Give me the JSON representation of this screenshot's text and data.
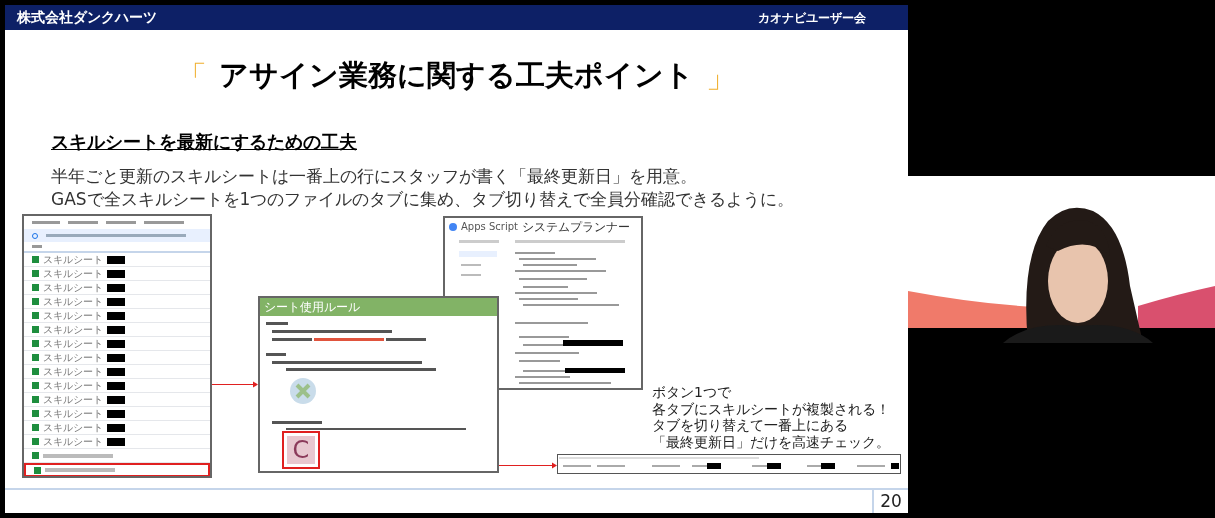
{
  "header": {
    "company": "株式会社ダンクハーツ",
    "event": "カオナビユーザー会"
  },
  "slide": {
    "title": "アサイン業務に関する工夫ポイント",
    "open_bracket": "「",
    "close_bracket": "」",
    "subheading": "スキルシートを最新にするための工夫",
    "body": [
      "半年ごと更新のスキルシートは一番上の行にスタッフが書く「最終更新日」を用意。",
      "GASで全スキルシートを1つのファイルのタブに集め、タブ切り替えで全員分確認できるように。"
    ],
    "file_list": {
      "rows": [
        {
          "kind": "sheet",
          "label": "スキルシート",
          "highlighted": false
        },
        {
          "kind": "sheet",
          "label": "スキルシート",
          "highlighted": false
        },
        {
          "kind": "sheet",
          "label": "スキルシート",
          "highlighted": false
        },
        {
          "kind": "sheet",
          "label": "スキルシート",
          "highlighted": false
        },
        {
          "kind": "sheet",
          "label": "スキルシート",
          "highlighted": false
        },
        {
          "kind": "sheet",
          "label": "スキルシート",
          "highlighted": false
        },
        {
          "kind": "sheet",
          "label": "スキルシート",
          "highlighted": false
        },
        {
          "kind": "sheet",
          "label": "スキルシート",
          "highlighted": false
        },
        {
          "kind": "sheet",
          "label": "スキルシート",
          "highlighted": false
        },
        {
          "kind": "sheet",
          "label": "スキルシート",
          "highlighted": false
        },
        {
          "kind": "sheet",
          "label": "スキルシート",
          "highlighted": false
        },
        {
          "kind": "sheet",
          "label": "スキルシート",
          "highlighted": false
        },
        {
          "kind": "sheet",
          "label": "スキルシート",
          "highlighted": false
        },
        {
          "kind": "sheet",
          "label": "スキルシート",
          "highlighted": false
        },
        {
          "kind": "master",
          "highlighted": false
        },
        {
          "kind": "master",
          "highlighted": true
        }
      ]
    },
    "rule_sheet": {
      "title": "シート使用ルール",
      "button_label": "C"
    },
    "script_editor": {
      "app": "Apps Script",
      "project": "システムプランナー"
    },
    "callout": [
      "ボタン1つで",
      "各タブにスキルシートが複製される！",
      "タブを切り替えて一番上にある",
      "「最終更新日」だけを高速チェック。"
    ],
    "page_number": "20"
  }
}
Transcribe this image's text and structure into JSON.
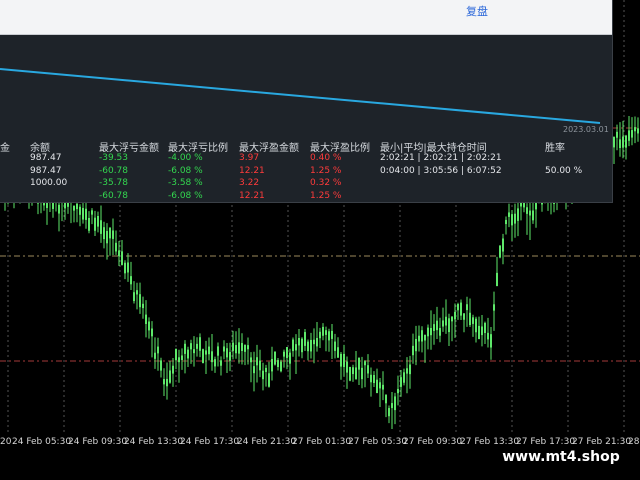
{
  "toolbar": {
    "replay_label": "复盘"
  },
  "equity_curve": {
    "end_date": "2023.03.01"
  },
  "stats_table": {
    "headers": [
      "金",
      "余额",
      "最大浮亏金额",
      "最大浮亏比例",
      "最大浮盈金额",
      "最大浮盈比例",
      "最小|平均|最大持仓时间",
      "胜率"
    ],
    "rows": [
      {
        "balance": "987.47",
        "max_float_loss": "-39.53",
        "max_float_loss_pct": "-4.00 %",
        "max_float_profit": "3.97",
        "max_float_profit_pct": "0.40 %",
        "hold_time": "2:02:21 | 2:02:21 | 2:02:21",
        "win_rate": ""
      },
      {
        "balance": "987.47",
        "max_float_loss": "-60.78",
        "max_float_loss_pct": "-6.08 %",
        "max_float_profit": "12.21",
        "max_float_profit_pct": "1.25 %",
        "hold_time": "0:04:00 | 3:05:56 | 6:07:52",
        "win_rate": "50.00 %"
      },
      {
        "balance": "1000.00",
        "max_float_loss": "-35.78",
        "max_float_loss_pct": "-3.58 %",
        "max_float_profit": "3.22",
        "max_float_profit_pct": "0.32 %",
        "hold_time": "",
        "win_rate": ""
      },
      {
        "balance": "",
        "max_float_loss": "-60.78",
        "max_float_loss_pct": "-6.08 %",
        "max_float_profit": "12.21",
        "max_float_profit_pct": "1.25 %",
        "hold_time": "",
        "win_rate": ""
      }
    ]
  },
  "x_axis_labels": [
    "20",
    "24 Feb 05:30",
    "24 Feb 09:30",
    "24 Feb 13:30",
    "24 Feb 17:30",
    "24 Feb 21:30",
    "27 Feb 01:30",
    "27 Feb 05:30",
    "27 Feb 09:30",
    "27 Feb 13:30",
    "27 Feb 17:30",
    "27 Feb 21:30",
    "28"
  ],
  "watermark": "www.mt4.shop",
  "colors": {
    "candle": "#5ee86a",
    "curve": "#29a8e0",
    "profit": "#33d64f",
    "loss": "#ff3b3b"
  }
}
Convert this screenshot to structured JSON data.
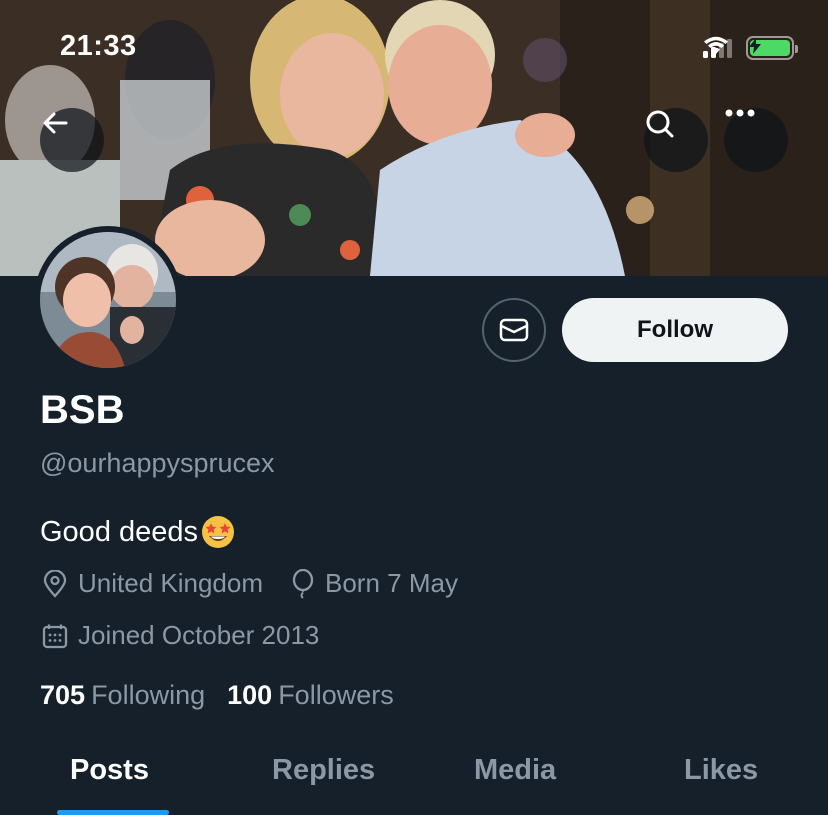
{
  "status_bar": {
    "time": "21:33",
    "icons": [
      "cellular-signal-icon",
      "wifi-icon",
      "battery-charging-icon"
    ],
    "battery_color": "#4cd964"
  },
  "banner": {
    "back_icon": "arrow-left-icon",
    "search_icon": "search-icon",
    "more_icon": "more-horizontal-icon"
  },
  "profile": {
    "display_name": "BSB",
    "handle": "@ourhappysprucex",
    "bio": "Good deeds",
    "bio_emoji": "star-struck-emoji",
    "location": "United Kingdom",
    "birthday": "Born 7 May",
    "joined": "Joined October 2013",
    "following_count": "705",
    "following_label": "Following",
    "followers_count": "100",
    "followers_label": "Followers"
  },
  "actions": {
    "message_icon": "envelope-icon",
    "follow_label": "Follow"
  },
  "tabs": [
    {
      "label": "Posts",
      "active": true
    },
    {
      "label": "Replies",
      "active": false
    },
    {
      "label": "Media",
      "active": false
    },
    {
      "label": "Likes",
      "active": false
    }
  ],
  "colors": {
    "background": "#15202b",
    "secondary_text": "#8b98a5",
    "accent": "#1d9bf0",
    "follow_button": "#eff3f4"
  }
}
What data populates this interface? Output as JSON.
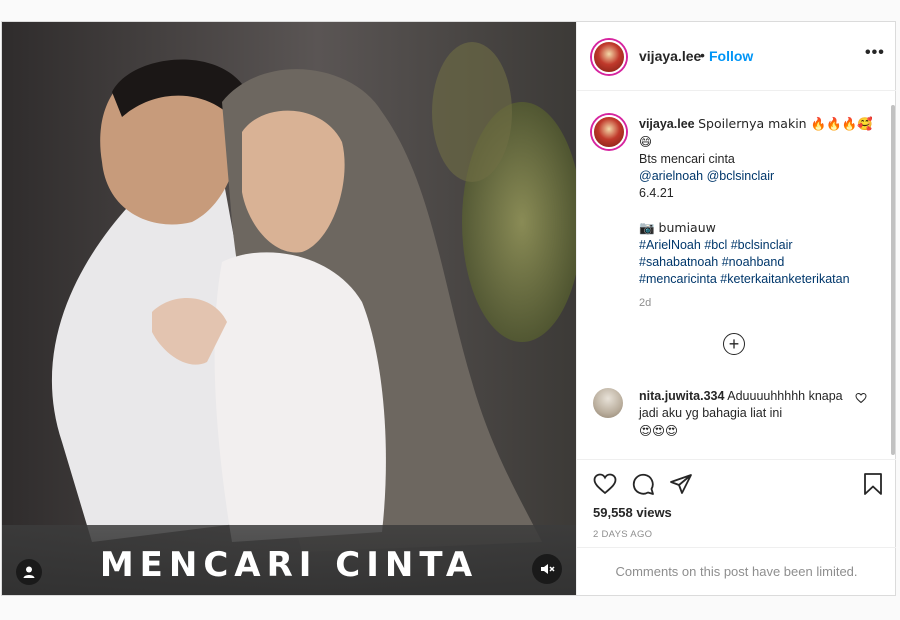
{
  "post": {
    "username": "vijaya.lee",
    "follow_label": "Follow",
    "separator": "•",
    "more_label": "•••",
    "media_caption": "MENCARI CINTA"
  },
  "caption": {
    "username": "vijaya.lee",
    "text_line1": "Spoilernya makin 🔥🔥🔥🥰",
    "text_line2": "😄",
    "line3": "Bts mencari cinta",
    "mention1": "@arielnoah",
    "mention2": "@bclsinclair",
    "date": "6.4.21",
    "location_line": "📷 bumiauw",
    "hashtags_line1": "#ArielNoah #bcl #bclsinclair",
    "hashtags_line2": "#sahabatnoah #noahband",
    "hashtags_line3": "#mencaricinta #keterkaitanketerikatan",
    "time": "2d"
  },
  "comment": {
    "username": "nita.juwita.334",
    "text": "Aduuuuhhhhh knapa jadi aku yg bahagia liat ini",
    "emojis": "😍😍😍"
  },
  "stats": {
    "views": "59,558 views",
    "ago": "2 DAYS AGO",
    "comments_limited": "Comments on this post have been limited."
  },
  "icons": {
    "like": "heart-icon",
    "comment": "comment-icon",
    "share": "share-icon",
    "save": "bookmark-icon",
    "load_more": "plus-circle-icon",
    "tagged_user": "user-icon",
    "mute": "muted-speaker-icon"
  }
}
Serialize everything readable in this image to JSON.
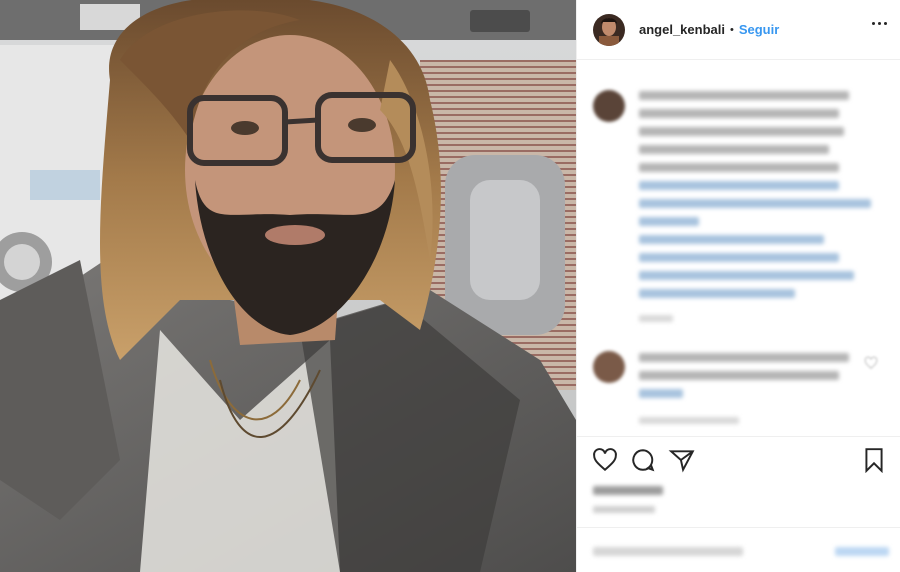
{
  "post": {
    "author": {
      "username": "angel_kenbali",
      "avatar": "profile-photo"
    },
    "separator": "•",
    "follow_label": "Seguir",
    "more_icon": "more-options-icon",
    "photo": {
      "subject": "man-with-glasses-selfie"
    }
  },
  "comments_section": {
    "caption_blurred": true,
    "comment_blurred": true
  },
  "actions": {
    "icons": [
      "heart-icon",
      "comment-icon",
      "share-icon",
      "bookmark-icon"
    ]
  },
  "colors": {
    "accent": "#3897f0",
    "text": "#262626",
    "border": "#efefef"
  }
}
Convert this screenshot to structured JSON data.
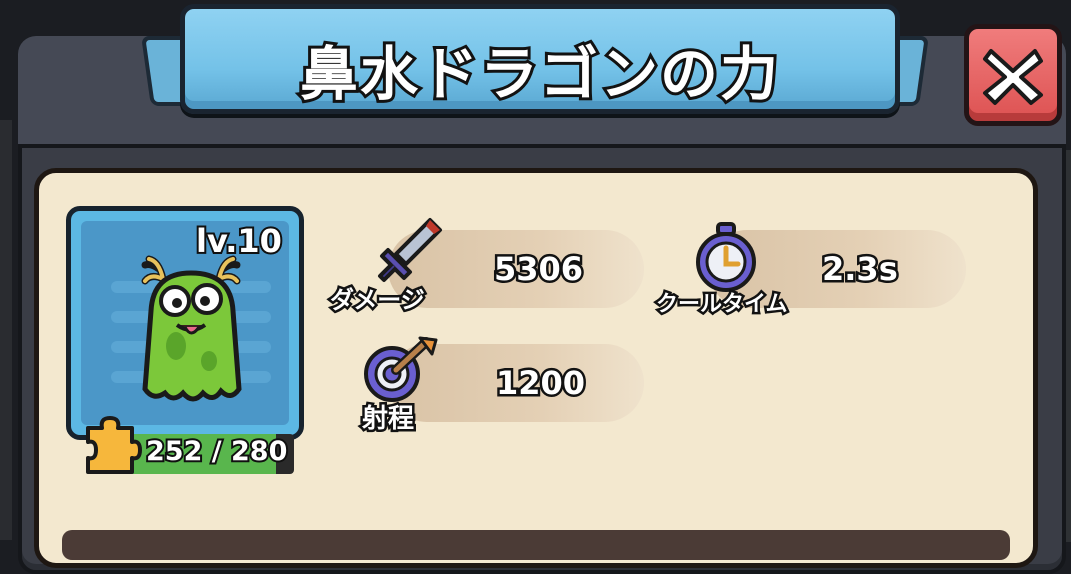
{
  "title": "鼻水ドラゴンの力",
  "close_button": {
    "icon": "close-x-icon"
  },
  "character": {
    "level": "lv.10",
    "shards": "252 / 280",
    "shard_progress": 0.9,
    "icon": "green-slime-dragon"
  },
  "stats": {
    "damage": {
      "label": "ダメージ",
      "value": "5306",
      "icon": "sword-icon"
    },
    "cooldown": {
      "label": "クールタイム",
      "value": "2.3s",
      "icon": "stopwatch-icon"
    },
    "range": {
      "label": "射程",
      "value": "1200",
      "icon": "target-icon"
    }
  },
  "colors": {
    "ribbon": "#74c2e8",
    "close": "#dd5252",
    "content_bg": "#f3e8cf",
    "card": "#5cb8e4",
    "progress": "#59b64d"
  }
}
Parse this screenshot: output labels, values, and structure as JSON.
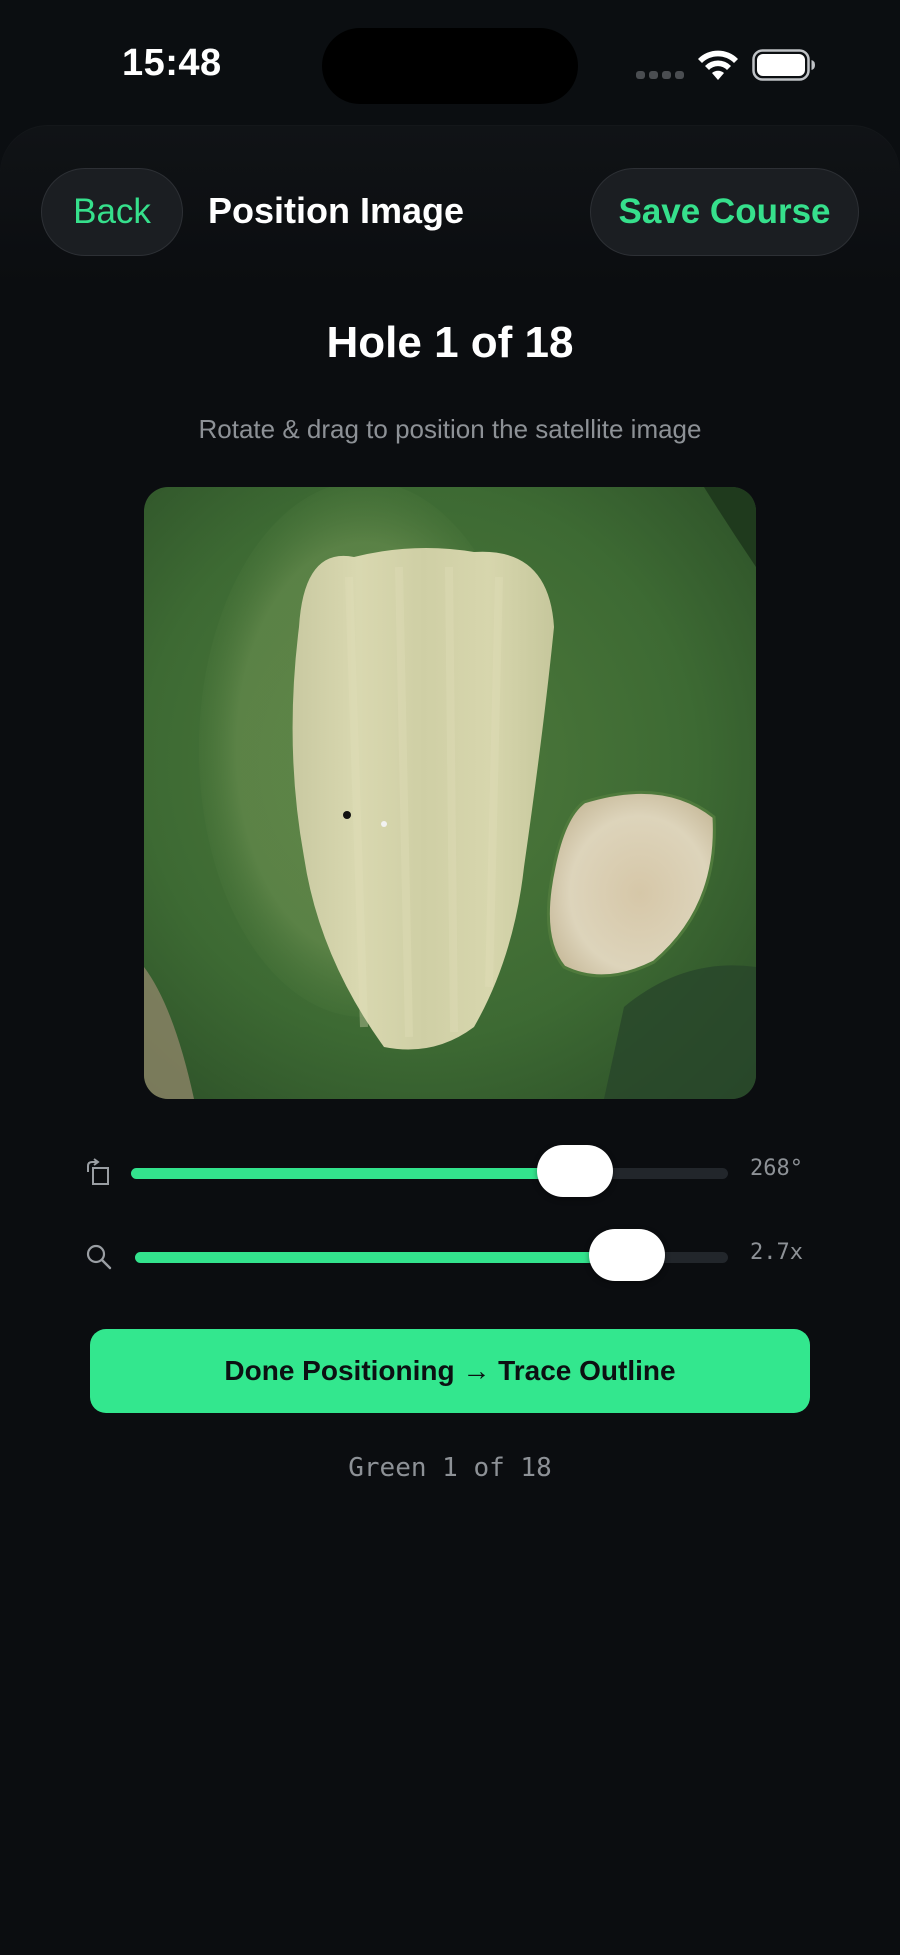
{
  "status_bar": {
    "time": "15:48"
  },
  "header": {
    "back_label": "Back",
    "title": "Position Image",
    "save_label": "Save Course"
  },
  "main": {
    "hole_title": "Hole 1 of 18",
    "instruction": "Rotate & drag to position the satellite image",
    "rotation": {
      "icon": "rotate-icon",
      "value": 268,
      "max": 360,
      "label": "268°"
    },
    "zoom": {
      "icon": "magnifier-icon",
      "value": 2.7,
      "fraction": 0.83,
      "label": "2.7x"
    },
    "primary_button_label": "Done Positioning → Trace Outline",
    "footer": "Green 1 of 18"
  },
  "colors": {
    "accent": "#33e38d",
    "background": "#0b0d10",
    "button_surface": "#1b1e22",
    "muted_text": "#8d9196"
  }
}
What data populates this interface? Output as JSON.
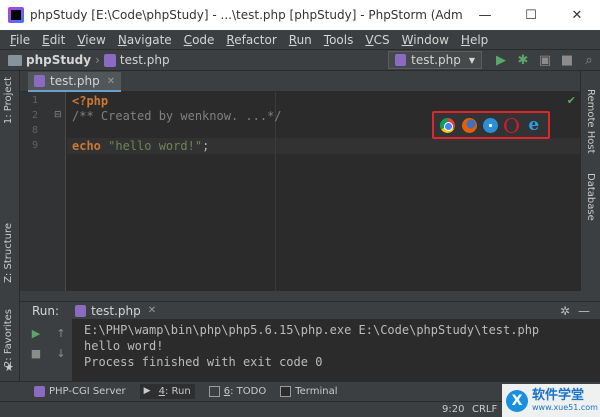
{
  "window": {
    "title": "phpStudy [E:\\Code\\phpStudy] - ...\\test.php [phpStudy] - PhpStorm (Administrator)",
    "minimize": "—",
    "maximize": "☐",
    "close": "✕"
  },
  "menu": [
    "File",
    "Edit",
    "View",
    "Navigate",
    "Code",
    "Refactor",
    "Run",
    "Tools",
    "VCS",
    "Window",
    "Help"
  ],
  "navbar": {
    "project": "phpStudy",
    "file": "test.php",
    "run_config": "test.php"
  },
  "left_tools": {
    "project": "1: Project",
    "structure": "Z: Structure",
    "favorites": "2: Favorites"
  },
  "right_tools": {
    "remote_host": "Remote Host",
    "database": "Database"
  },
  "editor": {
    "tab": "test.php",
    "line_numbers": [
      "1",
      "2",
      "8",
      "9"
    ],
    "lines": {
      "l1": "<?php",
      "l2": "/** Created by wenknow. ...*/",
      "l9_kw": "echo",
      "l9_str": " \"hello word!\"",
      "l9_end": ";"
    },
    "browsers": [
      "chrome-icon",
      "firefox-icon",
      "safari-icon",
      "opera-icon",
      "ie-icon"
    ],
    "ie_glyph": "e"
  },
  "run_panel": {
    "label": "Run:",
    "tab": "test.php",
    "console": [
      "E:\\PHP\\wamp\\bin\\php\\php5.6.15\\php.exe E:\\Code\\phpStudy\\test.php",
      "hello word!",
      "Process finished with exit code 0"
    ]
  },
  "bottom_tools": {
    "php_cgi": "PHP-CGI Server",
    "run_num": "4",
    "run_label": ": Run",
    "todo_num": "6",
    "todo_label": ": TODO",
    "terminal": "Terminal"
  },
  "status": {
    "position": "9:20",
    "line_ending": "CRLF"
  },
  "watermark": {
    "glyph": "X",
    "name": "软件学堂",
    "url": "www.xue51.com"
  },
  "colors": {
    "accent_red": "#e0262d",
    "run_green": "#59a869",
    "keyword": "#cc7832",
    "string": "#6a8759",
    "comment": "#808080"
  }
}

- _TASK STATEMENT_:
Show every line in the entries where the string "background" occurs.

- _ANSWER TO THIS EXERCISE_:
    "background": "#15202b",
    "background": "#0b0d10",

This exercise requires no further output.